▶ [AIM OF THE TASK]
Write out the full set of records exactly. Any pictures in them do not belong in the copy.

============================================================

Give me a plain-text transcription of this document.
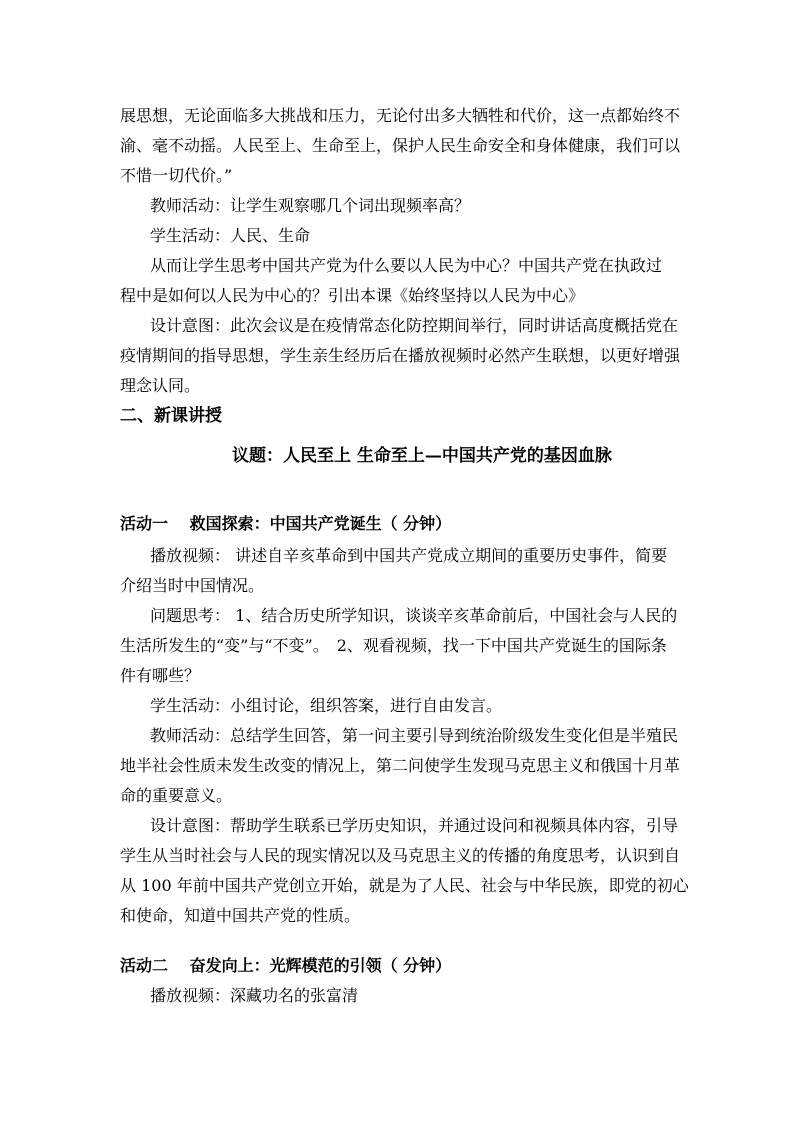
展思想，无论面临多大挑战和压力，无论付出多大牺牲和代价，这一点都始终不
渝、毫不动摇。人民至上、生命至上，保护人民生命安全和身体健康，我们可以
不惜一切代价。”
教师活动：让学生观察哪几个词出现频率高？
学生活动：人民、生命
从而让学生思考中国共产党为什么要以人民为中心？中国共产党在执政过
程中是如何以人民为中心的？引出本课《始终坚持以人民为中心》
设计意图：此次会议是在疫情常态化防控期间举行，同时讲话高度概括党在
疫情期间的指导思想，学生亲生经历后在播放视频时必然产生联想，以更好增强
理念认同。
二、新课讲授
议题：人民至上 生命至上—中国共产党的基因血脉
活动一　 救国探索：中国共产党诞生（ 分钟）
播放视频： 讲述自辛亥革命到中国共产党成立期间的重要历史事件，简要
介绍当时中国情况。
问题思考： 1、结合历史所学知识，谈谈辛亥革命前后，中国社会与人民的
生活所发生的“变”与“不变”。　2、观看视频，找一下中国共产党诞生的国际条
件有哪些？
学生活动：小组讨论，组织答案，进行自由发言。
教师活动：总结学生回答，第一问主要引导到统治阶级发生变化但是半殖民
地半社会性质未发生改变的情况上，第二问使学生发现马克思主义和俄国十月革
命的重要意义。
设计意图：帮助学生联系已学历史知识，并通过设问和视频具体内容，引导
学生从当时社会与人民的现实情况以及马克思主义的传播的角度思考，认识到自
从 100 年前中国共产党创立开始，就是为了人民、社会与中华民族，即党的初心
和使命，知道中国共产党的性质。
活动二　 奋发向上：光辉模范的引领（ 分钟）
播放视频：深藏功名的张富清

============================================================

▶ [WRITTEN RESPONSE]
Give me a plain-text transcription of this document.
展思想，无论面临多大挑战和压力，无论付出多大牺牲和代价，这一点都始终不
渝、毫不动摇。人民至上、生命至上，保护人民生命安全和身体健康，我们可以
不惜一切代价。”
教师活动：让学生观察哪几个词出现频率高？
学生活动：人民、生命
从而让学生思考中国共产党为什么要以人民为中心？中国共产党在执政过
程中是如何以人民为中心的？引出本课《始终坚持以人民为中心》
设计意图：此次会议是在疫情常态化防控期间举行，同时讲话高度概括党在
疫情期间的指导思想，学生亲生经历后在播放视频时必然产生联想，以更好增强
理念认同。
二、新课讲授
议题：人民至上 生命至上—中国共产党的基因血脉
活动一　 救国探索：中国共产党诞生（ 分钟）
播放视频： 讲述自辛亥革命到中国共产党成立期间的重要历史事件，简要
介绍当时中国情况。
问题思考： 1、结合历史所学知识，谈谈辛亥革命前后，中国社会与人民的
生活所发生的“变”与“不变”。　2、观看视频，找一下中国共产党诞生的国际条
件有哪些？
学生活动：小组讨论，组织答案，进行自由发言。
教师活动：总结学生回答，第一问主要引导到统治阶级发生变化但是半殖民
地半社会性质未发生改变的情况上，第二问使学生发现马克思主义和俄国十月革
命的重要意义。
设计意图：帮助学生联系已学历史知识，并通过设问和视频具体内容，引导
学生从当时社会与人民的现实情况以及马克思主义的传播的角度思考，认识到自
从 100 年前中国共产党创立开始，就是为了人民、社会与中华民族，即党的初心
和使命，知道中国共产党的性质。
活动二　 奋发向上：光辉模范的引领（ 分钟）
播放视频：深藏功名的张富清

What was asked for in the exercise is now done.